• EXCERPTED RECORDS:
————
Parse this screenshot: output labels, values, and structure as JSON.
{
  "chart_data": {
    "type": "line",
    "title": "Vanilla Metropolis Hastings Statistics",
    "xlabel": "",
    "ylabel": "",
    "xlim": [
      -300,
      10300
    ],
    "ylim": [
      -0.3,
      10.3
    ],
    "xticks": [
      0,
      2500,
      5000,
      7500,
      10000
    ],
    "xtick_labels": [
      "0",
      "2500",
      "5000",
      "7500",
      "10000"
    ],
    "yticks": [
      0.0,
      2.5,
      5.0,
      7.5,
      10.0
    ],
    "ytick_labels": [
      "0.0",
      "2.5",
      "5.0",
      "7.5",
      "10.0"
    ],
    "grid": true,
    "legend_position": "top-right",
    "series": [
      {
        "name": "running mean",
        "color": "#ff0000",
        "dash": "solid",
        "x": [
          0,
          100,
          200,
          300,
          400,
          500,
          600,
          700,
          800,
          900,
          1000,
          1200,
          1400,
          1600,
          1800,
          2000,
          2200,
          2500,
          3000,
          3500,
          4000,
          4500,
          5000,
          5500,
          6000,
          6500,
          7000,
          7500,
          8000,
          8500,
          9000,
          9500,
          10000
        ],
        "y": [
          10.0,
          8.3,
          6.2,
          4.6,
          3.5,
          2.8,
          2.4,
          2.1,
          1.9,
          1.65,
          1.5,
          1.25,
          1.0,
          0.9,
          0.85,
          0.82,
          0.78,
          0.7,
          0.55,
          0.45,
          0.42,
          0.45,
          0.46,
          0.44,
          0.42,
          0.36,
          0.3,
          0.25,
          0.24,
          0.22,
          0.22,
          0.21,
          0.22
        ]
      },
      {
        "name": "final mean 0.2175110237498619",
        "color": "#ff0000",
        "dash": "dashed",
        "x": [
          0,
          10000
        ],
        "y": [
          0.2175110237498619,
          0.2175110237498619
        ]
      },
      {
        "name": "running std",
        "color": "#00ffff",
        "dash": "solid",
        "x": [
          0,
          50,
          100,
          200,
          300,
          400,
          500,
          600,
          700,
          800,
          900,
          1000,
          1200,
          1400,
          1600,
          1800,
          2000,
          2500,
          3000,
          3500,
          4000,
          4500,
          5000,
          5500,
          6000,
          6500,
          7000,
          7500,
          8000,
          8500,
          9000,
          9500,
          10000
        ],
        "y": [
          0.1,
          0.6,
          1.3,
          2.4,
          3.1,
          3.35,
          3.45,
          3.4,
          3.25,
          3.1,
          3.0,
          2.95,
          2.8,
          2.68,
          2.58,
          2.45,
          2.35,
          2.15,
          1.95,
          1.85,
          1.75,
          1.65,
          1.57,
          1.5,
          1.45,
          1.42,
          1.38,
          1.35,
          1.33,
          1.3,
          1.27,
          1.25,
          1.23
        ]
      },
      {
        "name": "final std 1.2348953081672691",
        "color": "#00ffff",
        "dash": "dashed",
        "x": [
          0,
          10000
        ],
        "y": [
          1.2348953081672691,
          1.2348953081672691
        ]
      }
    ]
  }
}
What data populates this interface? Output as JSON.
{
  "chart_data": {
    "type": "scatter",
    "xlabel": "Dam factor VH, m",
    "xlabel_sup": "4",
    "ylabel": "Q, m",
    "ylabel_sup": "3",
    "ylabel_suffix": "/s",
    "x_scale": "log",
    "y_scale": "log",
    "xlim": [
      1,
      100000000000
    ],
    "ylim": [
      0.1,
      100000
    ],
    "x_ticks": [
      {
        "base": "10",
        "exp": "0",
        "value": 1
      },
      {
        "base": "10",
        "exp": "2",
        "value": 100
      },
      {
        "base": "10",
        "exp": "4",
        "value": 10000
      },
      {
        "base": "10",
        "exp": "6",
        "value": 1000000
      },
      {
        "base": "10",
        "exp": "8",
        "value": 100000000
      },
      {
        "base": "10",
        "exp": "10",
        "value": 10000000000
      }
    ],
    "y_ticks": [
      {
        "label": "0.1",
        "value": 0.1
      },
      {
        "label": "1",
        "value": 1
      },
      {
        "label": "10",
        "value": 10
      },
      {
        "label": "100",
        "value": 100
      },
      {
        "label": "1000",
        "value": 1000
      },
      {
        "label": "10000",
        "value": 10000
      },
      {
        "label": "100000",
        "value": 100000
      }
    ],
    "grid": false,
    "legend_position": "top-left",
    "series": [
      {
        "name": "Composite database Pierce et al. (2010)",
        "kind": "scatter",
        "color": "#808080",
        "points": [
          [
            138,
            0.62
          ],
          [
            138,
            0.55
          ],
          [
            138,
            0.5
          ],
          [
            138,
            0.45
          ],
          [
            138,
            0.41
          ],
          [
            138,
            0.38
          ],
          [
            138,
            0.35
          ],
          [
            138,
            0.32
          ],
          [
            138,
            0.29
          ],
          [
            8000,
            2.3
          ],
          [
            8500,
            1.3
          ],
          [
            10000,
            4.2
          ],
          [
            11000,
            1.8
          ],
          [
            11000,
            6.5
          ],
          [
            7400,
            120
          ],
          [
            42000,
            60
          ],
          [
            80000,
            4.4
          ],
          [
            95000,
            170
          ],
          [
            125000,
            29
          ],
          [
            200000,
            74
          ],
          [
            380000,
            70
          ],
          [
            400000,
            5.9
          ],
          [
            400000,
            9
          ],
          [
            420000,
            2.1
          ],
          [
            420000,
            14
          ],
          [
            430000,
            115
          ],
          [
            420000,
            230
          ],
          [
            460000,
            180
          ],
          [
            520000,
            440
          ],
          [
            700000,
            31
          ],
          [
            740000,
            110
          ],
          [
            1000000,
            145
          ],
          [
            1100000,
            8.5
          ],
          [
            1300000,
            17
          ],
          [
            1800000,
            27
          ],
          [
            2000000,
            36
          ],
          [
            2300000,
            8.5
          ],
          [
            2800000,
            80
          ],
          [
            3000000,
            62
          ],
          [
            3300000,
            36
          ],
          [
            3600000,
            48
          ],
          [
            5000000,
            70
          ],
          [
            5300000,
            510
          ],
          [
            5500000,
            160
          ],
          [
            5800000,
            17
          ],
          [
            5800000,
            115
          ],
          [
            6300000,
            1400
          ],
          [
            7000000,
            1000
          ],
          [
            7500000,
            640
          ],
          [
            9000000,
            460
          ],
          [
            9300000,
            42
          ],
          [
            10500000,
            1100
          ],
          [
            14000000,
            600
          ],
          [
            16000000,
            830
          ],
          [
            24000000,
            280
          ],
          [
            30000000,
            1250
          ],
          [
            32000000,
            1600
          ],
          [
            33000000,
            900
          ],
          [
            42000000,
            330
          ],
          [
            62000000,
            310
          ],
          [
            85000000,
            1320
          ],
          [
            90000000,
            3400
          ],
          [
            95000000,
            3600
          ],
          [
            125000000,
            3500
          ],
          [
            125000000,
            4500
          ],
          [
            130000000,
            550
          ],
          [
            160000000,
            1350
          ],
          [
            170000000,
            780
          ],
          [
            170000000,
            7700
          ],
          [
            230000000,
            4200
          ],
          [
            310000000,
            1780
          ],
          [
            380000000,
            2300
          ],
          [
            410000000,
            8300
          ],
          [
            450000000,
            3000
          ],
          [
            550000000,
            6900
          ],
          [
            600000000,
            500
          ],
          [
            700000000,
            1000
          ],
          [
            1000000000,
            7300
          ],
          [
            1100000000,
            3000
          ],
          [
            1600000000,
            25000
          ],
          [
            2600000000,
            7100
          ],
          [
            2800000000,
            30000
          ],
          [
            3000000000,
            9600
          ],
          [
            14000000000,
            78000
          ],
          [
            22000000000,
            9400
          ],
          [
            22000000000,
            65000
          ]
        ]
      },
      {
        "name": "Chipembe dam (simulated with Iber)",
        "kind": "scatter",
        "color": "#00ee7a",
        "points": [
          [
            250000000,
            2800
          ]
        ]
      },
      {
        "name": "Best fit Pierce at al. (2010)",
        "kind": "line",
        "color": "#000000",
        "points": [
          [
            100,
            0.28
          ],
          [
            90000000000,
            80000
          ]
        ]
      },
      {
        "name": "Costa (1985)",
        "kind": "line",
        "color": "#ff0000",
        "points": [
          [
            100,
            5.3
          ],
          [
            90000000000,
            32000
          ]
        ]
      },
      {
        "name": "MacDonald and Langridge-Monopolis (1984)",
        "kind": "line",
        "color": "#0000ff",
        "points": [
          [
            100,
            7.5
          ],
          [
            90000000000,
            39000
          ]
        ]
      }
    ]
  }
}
————
• SET PROBLEM:
Return each line in the records that holds the string "final".

• EXERCISE RESPONSE:
        "name": "final mean 0.2175110237498619",
        "name": "final std 1.2348953081672691",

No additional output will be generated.